▸ WHAT IS ASKED
In the lines below, find how many contain the word "weer" and report that figure alone.

· · · · · · ·

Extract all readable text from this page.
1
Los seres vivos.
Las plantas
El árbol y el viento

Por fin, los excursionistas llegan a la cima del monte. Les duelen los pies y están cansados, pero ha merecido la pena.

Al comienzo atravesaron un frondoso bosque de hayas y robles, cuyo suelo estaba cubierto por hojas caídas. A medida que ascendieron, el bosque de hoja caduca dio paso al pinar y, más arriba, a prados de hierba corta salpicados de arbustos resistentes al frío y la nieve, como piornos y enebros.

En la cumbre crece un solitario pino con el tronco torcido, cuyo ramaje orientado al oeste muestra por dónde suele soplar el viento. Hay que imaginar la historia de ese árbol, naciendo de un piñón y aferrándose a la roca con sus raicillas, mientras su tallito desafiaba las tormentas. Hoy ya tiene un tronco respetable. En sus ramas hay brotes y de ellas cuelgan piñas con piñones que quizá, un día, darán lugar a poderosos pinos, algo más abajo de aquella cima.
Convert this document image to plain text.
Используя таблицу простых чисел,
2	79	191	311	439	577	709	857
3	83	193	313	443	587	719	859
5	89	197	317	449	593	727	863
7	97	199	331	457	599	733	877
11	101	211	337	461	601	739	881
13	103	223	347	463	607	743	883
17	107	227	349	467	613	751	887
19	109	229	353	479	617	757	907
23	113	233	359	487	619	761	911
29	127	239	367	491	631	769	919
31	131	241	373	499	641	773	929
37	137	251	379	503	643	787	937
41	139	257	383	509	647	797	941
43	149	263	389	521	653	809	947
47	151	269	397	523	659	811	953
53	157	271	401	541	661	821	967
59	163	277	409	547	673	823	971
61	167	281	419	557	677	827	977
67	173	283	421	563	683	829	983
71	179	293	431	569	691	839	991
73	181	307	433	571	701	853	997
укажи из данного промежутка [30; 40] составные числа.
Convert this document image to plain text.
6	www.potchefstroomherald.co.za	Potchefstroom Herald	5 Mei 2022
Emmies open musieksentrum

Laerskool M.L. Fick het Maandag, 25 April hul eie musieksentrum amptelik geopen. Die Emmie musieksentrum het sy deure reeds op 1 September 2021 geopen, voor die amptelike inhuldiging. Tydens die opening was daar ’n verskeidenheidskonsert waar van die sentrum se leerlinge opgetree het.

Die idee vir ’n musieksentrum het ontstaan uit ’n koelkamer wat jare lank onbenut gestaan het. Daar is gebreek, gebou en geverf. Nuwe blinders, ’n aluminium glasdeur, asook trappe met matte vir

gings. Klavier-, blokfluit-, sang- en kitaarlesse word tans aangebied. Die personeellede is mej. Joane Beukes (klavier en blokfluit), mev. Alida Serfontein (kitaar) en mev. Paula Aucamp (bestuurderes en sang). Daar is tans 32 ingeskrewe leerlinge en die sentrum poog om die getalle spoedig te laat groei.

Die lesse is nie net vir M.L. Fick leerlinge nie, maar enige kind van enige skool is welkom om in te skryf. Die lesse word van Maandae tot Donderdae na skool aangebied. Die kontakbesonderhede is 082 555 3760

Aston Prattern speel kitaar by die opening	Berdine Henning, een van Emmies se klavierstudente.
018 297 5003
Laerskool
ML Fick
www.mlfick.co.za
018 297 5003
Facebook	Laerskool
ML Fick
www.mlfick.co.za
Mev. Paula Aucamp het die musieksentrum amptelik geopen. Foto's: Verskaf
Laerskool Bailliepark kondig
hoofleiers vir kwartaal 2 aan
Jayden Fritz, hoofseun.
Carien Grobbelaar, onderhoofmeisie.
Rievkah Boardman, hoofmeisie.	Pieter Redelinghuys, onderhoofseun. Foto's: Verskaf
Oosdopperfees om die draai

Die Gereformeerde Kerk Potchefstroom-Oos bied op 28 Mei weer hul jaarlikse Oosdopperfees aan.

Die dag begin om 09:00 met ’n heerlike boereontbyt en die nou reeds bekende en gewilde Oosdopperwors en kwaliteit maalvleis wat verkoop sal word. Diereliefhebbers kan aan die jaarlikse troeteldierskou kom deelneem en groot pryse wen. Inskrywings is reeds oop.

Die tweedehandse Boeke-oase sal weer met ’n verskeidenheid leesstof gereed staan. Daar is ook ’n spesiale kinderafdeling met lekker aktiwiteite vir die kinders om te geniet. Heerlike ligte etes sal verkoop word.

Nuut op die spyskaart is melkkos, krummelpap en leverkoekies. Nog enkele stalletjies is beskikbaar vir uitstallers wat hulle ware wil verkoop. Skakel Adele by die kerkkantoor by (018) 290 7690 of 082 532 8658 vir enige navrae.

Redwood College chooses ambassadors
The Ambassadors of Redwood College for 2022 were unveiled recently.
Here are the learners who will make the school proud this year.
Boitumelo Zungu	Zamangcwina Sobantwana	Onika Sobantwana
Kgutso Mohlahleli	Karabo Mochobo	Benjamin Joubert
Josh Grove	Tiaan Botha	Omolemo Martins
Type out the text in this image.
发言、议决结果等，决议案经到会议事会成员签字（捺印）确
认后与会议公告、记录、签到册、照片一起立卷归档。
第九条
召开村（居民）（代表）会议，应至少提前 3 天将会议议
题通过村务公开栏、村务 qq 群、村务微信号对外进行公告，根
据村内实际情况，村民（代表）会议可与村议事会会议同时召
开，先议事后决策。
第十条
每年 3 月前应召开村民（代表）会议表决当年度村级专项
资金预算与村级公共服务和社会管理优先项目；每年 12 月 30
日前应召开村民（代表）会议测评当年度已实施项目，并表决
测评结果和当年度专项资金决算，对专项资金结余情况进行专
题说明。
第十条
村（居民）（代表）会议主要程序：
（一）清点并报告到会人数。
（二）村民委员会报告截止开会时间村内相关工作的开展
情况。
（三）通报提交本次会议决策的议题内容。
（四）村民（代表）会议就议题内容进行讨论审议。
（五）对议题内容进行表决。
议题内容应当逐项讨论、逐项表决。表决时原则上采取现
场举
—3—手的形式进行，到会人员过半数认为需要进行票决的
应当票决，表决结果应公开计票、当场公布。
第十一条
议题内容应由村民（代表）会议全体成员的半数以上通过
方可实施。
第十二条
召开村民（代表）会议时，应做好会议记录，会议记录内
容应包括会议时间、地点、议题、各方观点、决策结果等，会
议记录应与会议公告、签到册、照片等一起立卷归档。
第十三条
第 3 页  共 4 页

· · · · · · ·

▸ EXERCISE RESULT
2